# PROBLEM REQUIREMENTS
Render every line of the entries below as a Markdown table with the columns Row and Line, where Row holds a sequential number and Line holds the line itself. Omit blank lines, and leave the pictures out of the table.

# WORKING DATA
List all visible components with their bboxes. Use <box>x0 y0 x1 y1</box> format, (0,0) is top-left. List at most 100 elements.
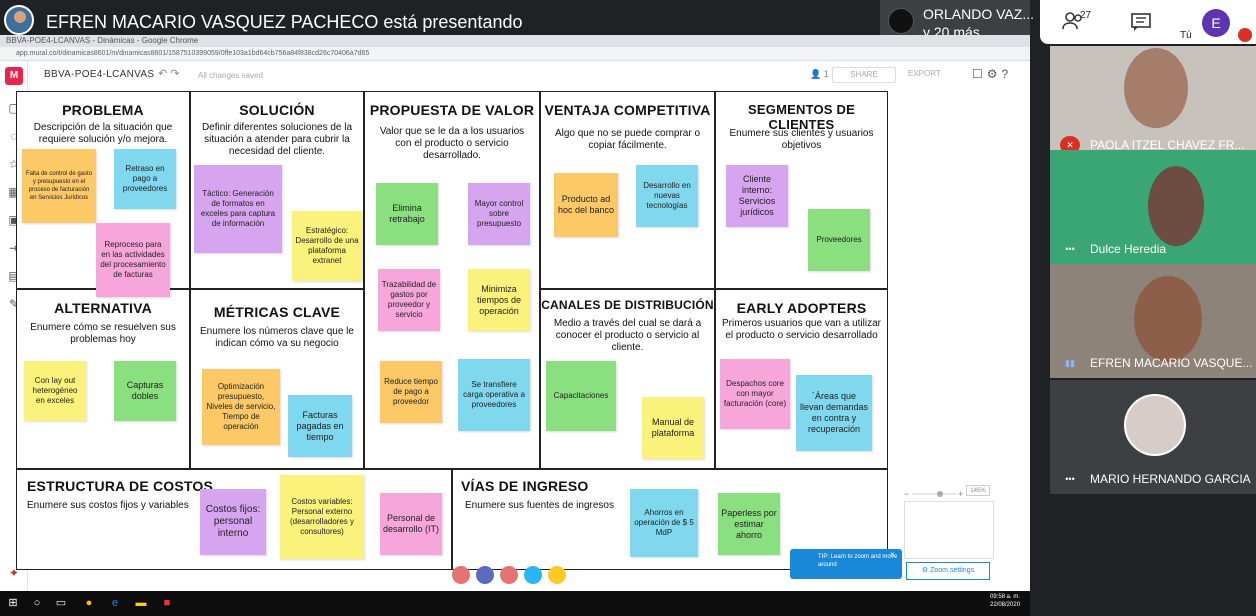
avatar <box>1124 394 1186 456</box>
sticky-note[interactable]: Se transfiere carga operativa a proveedo… <box>458 359 530 431</box>
lean-canvas-board[interactable]: PROBLEMA Descripción de la situación que… <box>16 91 888 570</box>
sticky-note[interactable]: Minimiza tiempos de operación <box>468 269 530 331</box>
edge-icon[interactable]: e <box>108 596 122 610</box>
export-button[interactable]: EXPORT <box>908 69 941 78</box>
folder-icon[interactable]: ▬ <box>134 596 148 610</box>
sticky-note[interactable]: Táctico: Generación de formatos en excel… <box>194 165 282 253</box>
sticky-note[interactable]: Producto ad hoc del banco <box>554 173 618 237</box>
presenting-banner: EFREN MACARIO VASQUEZ PACHECO está prese… <box>46 12 523 32</box>
participant-video <box>1148 166 1204 246</box>
powerpoint-icon[interactable]: ■ <box>160 596 174 610</box>
sticky-note[interactable]: Costos fijos: personal interno <box>200 489 266 555</box>
svg-text:+: + <box>958 489 963 499</box>
taskbar-clock: 09:58 a. m. 22/08/2020 <box>990 593 1020 609</box>
section-description: Valor que se le da a los usuarios con el… <box>379 126 525 161</box>
chrome-icon[interactable]: ● <box>82 596 96 610</box>
chat-and-settings-icons[interactable]: ☐⚙? <box>972 67 1012 81</box>
sticky-note[interactable]: Con lay out heterogéneo en exceles <box>24 361 86 421</box>
sticky-note[interactable]: Falta de control de gasto y presupuesto … <box>22 149 96 223</box>
zoom-settings-label: Zoom settings <box>930 567 975 574</box>
reaction-icon[interactable] <box>548 566 566 584</box>
section-title: SOLUCIÓN <box>239 102 315 118</box>
section-description: Enumere sus clientes y usuarios objetivo… <box>729 128 874 151</box>
reaction-icon[interactable] <box>524 566 542 584</box>
sticky-note[interactable]: Facturas pagadas en tiempo <box>288 395 352 457</box>
presenter-avatar <box>4 5 34 35</box>
zoom-settings-button[interactable]: ⚙ Zoom settings <box>906 562 990 580</box>
section-description: Definir diferentes soluciones de la situ… <box>201 122 353 157</box>
sticky-note[interactable]: ´Áreas que llevan demandas en contra y r… <box>796 375 872 451</box>
users-count: 👤 1 <box>810 69 829 79</box>
sticky-note[interactable]: Personal de desarrollo (IT) <box>380 493 442 555</box>
task-view-icon[interactable]: ▭ <box>54 596 68 610</box>
more-options-icon[interactable]: ••• <box>1060 240 1080 258</box>
sticky-note[interactable]: Cliente interno: Servicios jurídicos <box>726 165 788 227</box>
sticky-note[interactable]: Elimina retrabajo <box>376 183 438 245</box>
section-description: Enumere sus costos fijos y variables <box>27 500 189 511</box>
sticky-note[interactable]: Reduce tiempo de pago a proveedor <box>380 361 442 423</box>
sticky-note[interactable]: Costos variables: Personal externo (desa… <box>280 475 364 559</box>
sticky-note[interactable]: Despachos core con mayor facturación (co… <box>720 359 790 429</box>
me-label: Tú <box>1180 30 1192 41</box>
reaction-icon[interactable] <box>476 566 494 584</box>
speaking-icon: ▮▮ <box>1065 358 1075 368</box>
mural-logo-icon[interactable]: M <box>5 67 23 85</box>
save-status: All changes saved <box>198 71 263 80</box>
mic-off-icon <box>1238 28 1252 42</box>
chat-icon[interactable] <box>1130 12 1152 32</box>
sticky-note[interactable]: Mayor control sobre presupuesto <box>468 183 530 245</box>
people-count: 27 <box>1080 10 1092 21</box>
section-title: PROBLEMA <box>62 102 144 118</box>
sticky-note[interactable]: Reproceso para en las actividades del pr… <box>96 223 170 297</box>
sticky-note[interactable]: Manual de plataforma <box>642 397 704 459</box>
zoom-level: 145% <box>966 485 990 496</box>
url-bar[interactable]: app.mural.co/t/dinamicas8601/m/dinamicas… <box>0 47 1030 61</box>
more-options-icon[interactable]: ••• <box>1060 470 1080 488</box>
share-button[interactable]: SHARE <box>832 67 896 83</box>
undo-icon[interactable]: ↶ ↷ <box>158 67 180 80</box>
sticky-note[interactable]: Estratégico: Desarrollo de una plataform… <box>292 211 362 281</box>
section-description: Enumere cómo se resuelven sus problemas … <box>30 322 176 345</box>
avatar <box>888 8 914 34</box>
participant-tile[interactable]: ✕ PAOLA ITZEL CHAVEZ FR... <box>1050 46 1256 160</box>
participant-video <box>1134 276 1202 362</box>
sticky-note[interactable]: Ahorros en operación de $ 5 MdP <box>630 489 698 557</box>
participant-tile[interactable]: ▮▮ EFREN MACARIO VASQUE... <box>1050 264 1256 378</box>
voting-icons[interactable] <box>452 566 572 586</box>
participant-tile[interactable]: ••• MARIO HERNANDO GARCIA <box>1050 380 1256 494</box>
minimap[interactable] <box>904 501 994 559</box>
sticky-note[interactable]: Capacitaciones <box>546 361 616 431</box>
section-description: Descripción de la situación que requiere… <box>33 122 173 145</box>
windows-start-icon[interactable]: ⊞ <box>6 596 20 610</box>
sticky-note[interactable]: Retraso en pago a proveedores <box>114 149 176 209</box>
mural-app: M ▢ ◌ ☆ ▦ ▣ ⇥ ▤ ✎ ✦ BBVA-POE4-LCANVAS ↶ … <box>0 61 1030 591</box>
participant-tile[interactable]: ••• Dulce Heredia <box>1050 150 1256 264</box>
participant-video <box>1124 48 1188 128</box>
reaction-icon[interactable] <box>500 566 518 584</box>
sticky-note[interactable]: Optimización presupuesto, Niveles de ser… <box>202 369 280 445</box>
section-title: MÉTRICAS CLAVE <box>213 304 341 320</box>
section-description: Primeros usuarios que van a utilizar el … <box>722 318 881 341</box>
clock-time: 09:58 a. m. <box>990 594 1021 600</box>
avatar[interactable]: E <box>1202 9 1230 37</box>
participants-panel: ✕ PAOLA ITZEL CHAVEZ FR... ••• Dulce Her… <box>1050 46 1256 616</box>
section-description: Algo que no se puede comprar o copiar fá… <box>554 128 701 151</box>
sticky-note[interactable]: Paperless por estimar ahorro <box>718 493 780 555</box>
participant-name: Dulce Heredia <box>1090 242 1167 256</box>
reaction-icon[interactable] <box>452 566 470 584</box>
close-icon[interactable]: × <box>890 551 895 559</box>
browser-tab[interactable]: BBVA-POE4-LCANVAS - Dinámicas - Google C… <box>0 35 1030 47</box>
users-count-value: 1 <box>823 69 829 79</box>
search-icon[interactable]: ○ <box>30 596 44 610</box>
sticky-note[interactable]: Proveedores <box>808 209 870 271</box>
sticky-note[interactable]: Trazabilidad de gastos por proveedor y s… <box>378 269 440 331</box>
sticky-note[interactable]: Desarrollo en nuevas tecnologías <box>636 165 698 227</box>
clock-date: 22/08/2020 <box>990 602 1021 608</box>
meet-controls: 27 E Tú <box>1040 0 1256 44</box>
sticky-note[interactable]: Capturas dobles <box>114 361 176 421</box>
board-title[interactable]: BBVA-POE4-LCANVAS <box>44 69 154 80</box>
section-description: Enumere los números clave que le indican… <box>200 326 354 349</box>
section-description: Medio a través del cual se dará a conoce… <box>553 318 702 353</box>
mural-top-bar: BBVA-POE4-LCANVAS ↶ ↷ All changes saved … <box>28 61 1030 89</box>
shared-screen: BBVA-POE4-LCANVAS - Dinámicas - Google C… <box>0 35 1030 591</box>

# RESULT OF THE TASK
| Row | Line |
|---|---|
| 1 | List all visible components with their bboxes. Use <box>x0 y0 x1 y1</box> format, (0,0) is top-left. List at most 100 elements. |
| 2 | avatar <box>1124 394 1186 456</box> |
| 3 | sticky-note[interactable]: Se transfiere carga operativa a proveedo… <box>458 359 530 431</box> |
| 4 | lean-canvas-board[interactable]: PROBLEMA Descripción de la situación que… <box>16 91 888 570</box> |
| 5 | sticky-note[interactable]: Minimiza tiempos de operación <box>468 269 530 331</box> |
| 6 | edge-icon[interactable]: e <box>108 596 122 610</box> |
| 7 | export-button[interactable]: EXPORT <box>908 69 941 78</box> |
| 8 | folder-icon[interactable]: ▬ <box>134 596 148 610</box> |
| 9 | sticky-note[interactable]: Táctico: Generación de formatos en excel… <box>194 165 282 253</box> |
| 10 | sticky-note[interactable]: Producto ad hoc del banco <box>554 173 618 237</box> |
| 11 | presenting-banner: EFREN MACARIO VASQUEZ PACHECO está prese… <box>46 12 523 32</box> |
| 12 | participant-video <box>1148 166 1204 246</box> |
| 13 | powerpoint-icon[interactable]: ■ <box>160 596 174 610</box> |
| 14 | sticky-note[interactable]: Costos fijos: personal interno <box>200 489 266 555</box> |
| 15 | svg-text:+: + <box>958 489 963 499</box> |
| 16 | taskbar-clock: 09:58 a. m. 22/08/2020 <box>990 593 1020 609</box> |
| 17 | section-description: Valor que se le da a los usuarios con el… <box>379 126 525 161</box> |
| 18 | chrome-icon[interactable]: ● <box>82 596 96 610</box> |
| 19 | chat-and-settings-icons[interactable]: ☐⚙? <box>972 67 1012 81</box> |
| 20 | sticky-note[interactable]: Con lay out heterogéneo en exceles <box>24 361 86 421</box> |
| 21 | sticky-note[interactable]: Falta de control de gasto y presupuesto … <box>22 149 96 223</box> |
| 22 | zoom-settings-label: Zoom settings <box>930 567 975 574</box> |
| 23 | reaction-icon[interactable] <box>548 566 566 584</box> |
| 24 | section-title: SOLUCIÓN <box>239 102 315 118</box> |
| 25 | section-description: Enumere sus clientes y usuarios objetivo… <box>729 128 874 151</box> |
| 26 | reaction-icon[interactable] <box>524 566 542 584</box> |
| 27 | sticky-note[interactable]: Facturas pagadas en tiempo <box>288 395 352 457</box> |
| 28 | presenter-avatar <box>4 5 34 35</box> |
| 29 | zoom-settings-button[interactable]: ⚙ Zoom settings <box>906 562 990 580</box> |
| 30 | section-description: Definir diferentes soluciones de la situ… <box>201 122 353 157</box> |
| 31 | sticky-note[interactable]: ´Áreas que llevan demandas en contra y r… <box>796 375 872 451</box> |
| 32 | users-count: 👤 1 <box>810 69 829 79</box> |
| 33 | sticky-note[interactable]: Personal de desarrollo (IT) <box>380 493 442 555</box> |
| 34 | task-view-icon[interactable]: ▭ <box>54 596 68 610</box> |
| 35 | more-options-icon[interactable]: ••• <box>1060 240 1080 258</box> |
| 36 | sticky-note[interactable]: Cliente interno: Servicios jurídicos <box>726 165 788 227</box> |
| 37 | sticky-note[interactable]: Elimina retrabajo <box>376 183 438 245</box> |
| 38 | section-description: Enumere sus costos fijos y variables <box>27 500 189 511</box> |
| 39 | sticky-note[interactable]: Reduce tiempo de pago a proveedor <box>380 361 442 423</box> |
| 40 | sticky-note[interactable]: Costos variables: Personal externo (desa… <box>280 475 364 559</box> |
| 41 | sticky-note[interactable]: Despachos core con mayor facturación (co… <box>720 359 790 429</box> |
| 42 | me-label: Tú <box>1180 30 1192 41</box> |
| 43 | reaction-icon[interactable] <box>476 566 494 584</box> |
| 44 | speaking-icon: ▮▮ <box>1065 358 1075 368</box> |
| 45 | mural-logo-icon[interactable]: M <box>5 67 23 85</box> |
| 46 | save-status: All changes saved <box>198 71 263 80</box> |
| 47 | mic-off-icon <box>1238 28 1252 42</box> |
| 48 | chat-icon[interactable] <box>1130 12 1152 32</box> |
| 49 | sticky-note[interactable]: Mayor control sobre presupuesto <box>468 183 530 245</box> |
| 50 | people-count: 27 <box>1080 10 1092 21</box> |
| 51 | section-title: PROBLEMA <box>62 102 144 118</box> |
| 52 | sticky-note[interactable]: Reproceso para en las actividades del pr… <box>96 223 170 297</box> |
| 53 | sticky-note[interactable]: Manual de plataforma <box>642 397 704 459</box> |
| 54 | zoom-level: 145% <box>966 485 990 496</box> |
| 55 | url-bar[interactable]: app.mural.co/t/dinamicas8601/m/dinamicas… <box>0 47 1030 61</box> |
| 56 | more-options-icon[interactable]: ••• <box>1060 470 1080 488</box> |
| 57 | share-button[interactable]: SHARE <box>832 67 896 83</box> |
| 58 | undo-icon[interactable]: ↶ ↷ <box>158 67 180 80</box> |
| 59 | sticky-note[interactable]: Estratégico: Desarrollo de una plataform… <box>292 211 362 281</box> |
| 60 | section-description: Enumere cómo se resuelven sus problemas … <box>30 322 176 345</box> |
| 61 | avatar <box>888 8 914 34</box> |
| 62 | participant-tile[interactable]: ✕ PAOLA ITZEL CHAVEZ FR... <box>1050 46 1256 160</box> |
| 63 | participant-video <box>1134 276 1202 362</box> |
| 64 | sticky-note[interactable]: Ahorros en operación de $ 5 MdP <box>630 489 698 557</box> |
| 65 | participant-tile[interactable]: ▮▮ EFREN MACARIO VASQUE... <box>1050 264 1256 378</box> |
| 66 | voting-icons[interactable] <box>452 566 572 586</box> |
| 67 | participant-tile[interactable]: ••• MARIO HERNANDO GARCIA <box>1050 380 1256 494</box> |
| 68 | minimap[interactable] <box>904 501 994 559</box> |
| 69 | sticky-note[interactable]: Capacitaciones <box>546 361 616 431</box> |
| 70 | section-description: Descripción de la situación que requiere… <box>33 122 173 145</box> |
| 71 | windows-start-icon[interactable]: ⊞ <box>6 596 20 610</box> |
| 72 | sticky-note[interactable]: Retraso en pago a proveedores <box>114 149 176 209</box> |
| 73 | mural-app: M ▢ ◌ ☆ ▦ ▣ ⇥ ▤ ✎ ✦ BBVA-POE4-LCANVAS ↶ … <box>0 61 1030 591</box> |
| 74 | participant-tile[interactable]: ••• Dulce Heredia <box>1050 150 1256 264</box> |
| 75 | participant-video <box>1124 48 1188 128</box> |
| 76 | reaction-icon[interactable] <box>500 566 518 584</box> |
| 77 | sticky-note[interactable]: Optimización presupuesto, Niveles de ser… <box>202 369 280 445</box> |
| 78 | section-title: MÉTRICAS CLAVE <box>213 304 341 320</box> |
| 79 | section-description: Primeros usuarios que van a utilizar el … <box>722 318 881 341</box> |
| 80 | clock-time: 09:58 a. m. <box>990 594 1021 600</box> |
| 81 | avatar[interactable]: E <box>1202 9 1230 37</box> |
| 82 | participants-panel: ✕ PAOLA ITZEL CHAVEZ FR... ••• Dulce Her… <box>1050 46 1256 616</box> |
| 83 | section-description: Algo que no se puede comprar o copiar fá… <box>554 128 701 151</box> |
| 84 | sticky-note[interactable]: Paperless por estimar ahorro <box>718 493 780 555</box> |
| 85 | participant-name: Dulce Heredia <box>1090 242 1167 256</box> |
| 86 | reaction-icon[interactable] <box>452 566 470 584</box> |
| 87 | close-icon[interactable]: × <box>890 551 895 559</box> |
| 88 | browser-tab[interactable]: BBVA-POE4-LCANVAS - Dinámicas - Google C… <box>0 35 1030 47</box> |
| 89 | users-count-value: 1 <box>823 69 829 79</box> |
| 90 | search-icon[interactable]: ○ <box>30 596 44 610</box> |
| 91 | sticky-note[interactable]: Proveedores <box>808 209 870 271</box> |
| 92 | sticky-note[interactable]: Trazabilidad de gastos por proveedor y s… <box>378 269 440 331</box> |
| 93 | sticky-note[interactable]: Desarrollo en nuevas tecnologías <box>636 165 698 227</box> |
| 94 | clock-date: 22/08/2020 <box>990 602 1021 608</box> |
| 95 | meet-controls: 27 E Tú <box>1040 0 1256 44</box> |
| 96 | sticky-note[interactable]: Capturas dobles <box>114 361 176 421</box> |
| 97 | board-title[interactable]: BBVA-POE4-LCANVAS <box>44 69 154 80</box> |
| 98 | section-description: Enumere los números clave que le indican… <box>200 326 354 349</box> |
| 99 | section-description: Medio a través del cual se dará a conoce… <box>553 318 702 353</box> |
| 100 | mural-top-bar: BBVA-POE4-LCANVAS ↶ ↷ All changes saved … <box>28 61 1030 89</box> |
| 101 | shared-screen: BBVA-POE4-LCANVAS - Dinámicas - Google C… <box>0 35 1030 591</box> |